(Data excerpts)
....................

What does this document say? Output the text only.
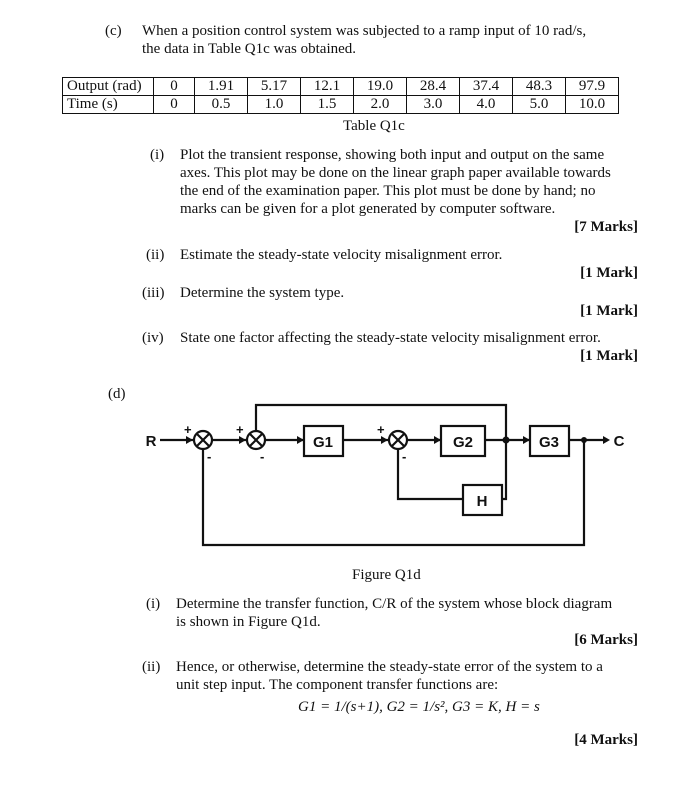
(c) When a position control system was subjected to a ramp input of 10 rad/s,
the data in Table Q1c was obtained.
Output (rad)	0	1.91	5.17	12.1	19.0	28.4	37.4	48.3	97.9
Time (s)	0	0.5	1.0	1.5	2.0	3.0	4.0	5.0	10.0
Table Q1c
(i) Plot the transient response, showing both input and output on the same
axes. This plot may be done on the linear graph paper available towards
the end of the examination paper. This plot must be done by hand; no
marks can be given for a plot generated by computer software.
[7 Marks]
(ii) Estimate the steady-state velocity misalignment error.
[1 Mark]
(iii) Determine the system type.
[1 Mark]
(iv) State one factor affecting the steady-state velocity misalignment error.
[1 Mark]
(d)
+	+	+
-	-	-
R	C
G1	G2	G3
H
Figure Q1d
(i) Determine the transfer function, C/R of the system whose block diagram
is shown in Figure Q1d.
[6 Marks]
(ii) Hence, or otherwise, determine the steady-state error of the system to a
unit step input. The component transfer functions are:
G1 = 1/(s+1), G2 = 1/s², G3 = K, H = s
[4 Marks]
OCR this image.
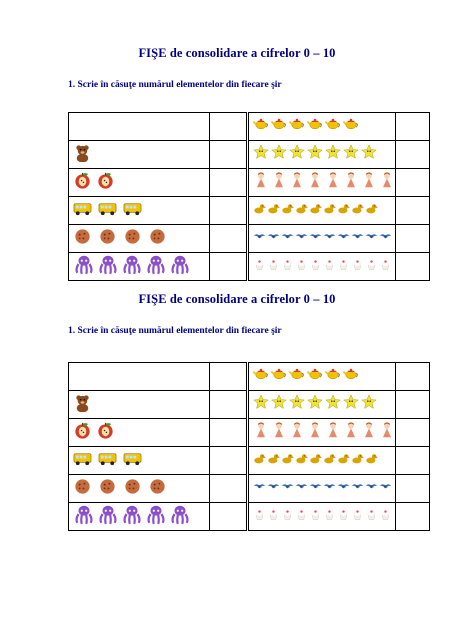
FIŞE de consolidare a cifrelor 0 – 10
1. Scrie în căsuţe numărul elementelor din fiecare şir

FIŞE de consolidare a cifrelor 0 – 10
1. Scrie în căsuţe numărul elementelor din fiecare şir
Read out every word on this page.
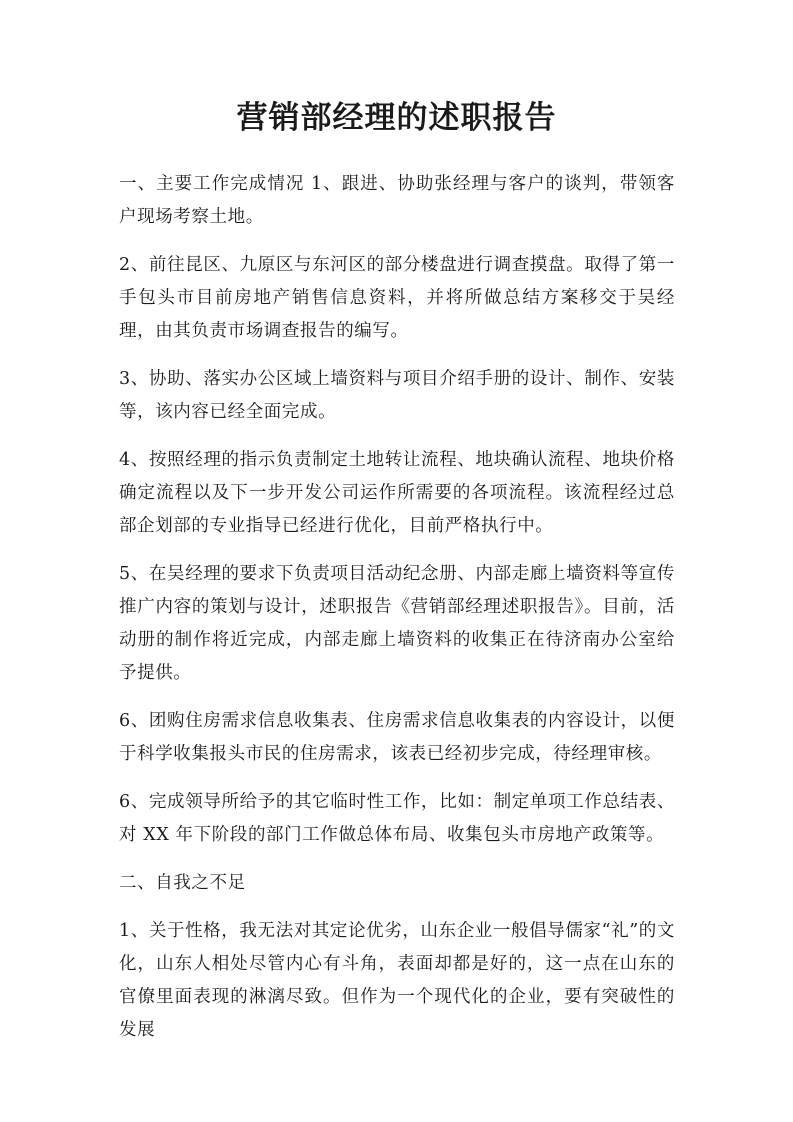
营销部经理的述职报告

一、主要工作完成情况 1、跟进、协助张经理与客户的谈判，带领客户现场考察土地。

2、前往昆区、九原区与东河区的部分楼盘进行调查摸盘。取得了第一手包头市目前房地产销售信息资料，并将所做总结方案移交于吴经理，由其负责市场调查报告的编写。

3、协助、落实办公区域上墙资料与项目介绍手册的设计、制作、安装等，该内容已经全面完成。

4、按照经理的指示负责制定土地转让流程、地块确认流程、地块价格确定流程以及下一步开发公司运作所需要的各项流程。该流程经过总部企划部的专业指导已经进行优化，目前严格执行中。

5、在吴经理的要求下负责项目活动纪念册、内部走廊上墙资料等宣传推广内容的策划与设计，述职报告《营销部经理述职报告》。目前，活动册的制作将近完成，内部走廊上墙资料的收集正在待济南办公室给予提供。

6、团购住房需求信息收集表、住房需求信息收集表的内容设计，以便于科学收集报头市民的住房需求，该表已经初步完成，待经理审核。

6、完成领导所给予的其它临时性工作，比如：制定单项工作总结表、对 XX 年下阶段的部门工作做总体布局、收集包头市房地产政策等。

二、自我之不足

1、关于性格，我无法对其定论优劣，山东企业一般倡导儒家“礼”的文化，山东人相处尽管内心有斗角，表面却都是好的，这一点在山东的官僚里面表现的淋漓尽致。但作为一个现代化的企业，要有突破性的发展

....................

TO DO ▸ Copy out the records above in full, exactly as written, but not the pictures.

THE RESPONSE ▸
What does this document say? Output the text only.
(c) When a position control system was subjected to a ramp input of 10 rad/s,
the data in Table Q1c was obtained.
Output (rad)	0	1.91	5.17	12.1	19.0	28.4	37.4	48.3	97.9
Time (s)	0	0.5	1.0	1.5	2.0	3.0	4.0	5.0	10.0
Table Q1c
(i) Plot the transient response, showing both input and output on the same
axes. This plot may be done on the linear graph paper available towards
the end of the examination paper. This plot must be done by hand; no
marks can be given for a plot generated by computer software.
[7 Marks]
(ii) Estimate the steady-state velocity misalignment error.
[1 Mark]
(iii) Determine the system type.
[1 Mark]
(iv) State one factor affecting the steady-state velocity misalignment error.
[1 Mark]
(d)
+	+	+
-	-	-
R	C
G1	G2	G3
H
Figure Q1d
(i) Determine the transfer function, C/R of the system whose block diagram
is shown in Figure Q1d.
[6 Marks]
(ii) Hence, or otherwise, determine the steady-state error of the system to a
unit step input. The component transfer functions are:
G1 = 1/(s+1), G2 = 1/s², G3 = K, H = s
[4 Marks]
OCR this image.
FIŞE de consolidare a cifrelor 0 – 10
1. Scrie în căsuţe numărul elementelor din fiecare şir

FIŞE de consolidare a cifrelor 0 – 10
1. Scrie în căsuţe numărul elementelor din fiecare şir
Read out every word on this page.
营销部经理的述职报告

一、主要工作完成情况 1、跟进、协助张经理与客户的谈判，带领客户现场考察土地。

2、前往昆区、九原区与东河区的部分楼盘进行调查摸盘。取得了第一手包头市目前房地产销售信息资料，并将所做总结方案移交于吴经理，由其负责市场调查报告的编写。

3、协助、落实办公区域上墙资料与项目介绍手册的设计、制作、安装等，该内容已经全面完成。

4、按照经理的指示负责制定土地转让流程、地块确认流程、地块价格确定流程以及下一步开发公司运作所需要的各项流程。该流程经过总部企划部的专业指导已经进行优化，目前严格执行中。

5、在吴经理的要求下负责项目活动纪念册、内部走廊上墙资料等宣传推广内容的策划与设计，述职报告《营销部经理述职报告》。目前，活动册的制作将近完成，内部走廊上墙资料的收集正在待济南办公室给予提供。

6、团购住房需求信息收集表、住房需求信息收集表的内容设计，以便于科学收集报头市民的住房需求，该表已经初步完成，待经理审核。

6、完成领导所给予的其它临时性工作，比如：制定单项工作总结表、对 XX 年下阶段的部门工作做总体布局、收集包头市房地产政策等。

二、自我之不足

1、关于性格，我无法对其定论优劣，山东企业一般倡导儒家“礼”的文化，山东人相处尽管内心有斗角，表面却都是好的，这一点在山东的官僚里面表现的淋漓尽致。但作为一个现代化的企业，要有突破性的发展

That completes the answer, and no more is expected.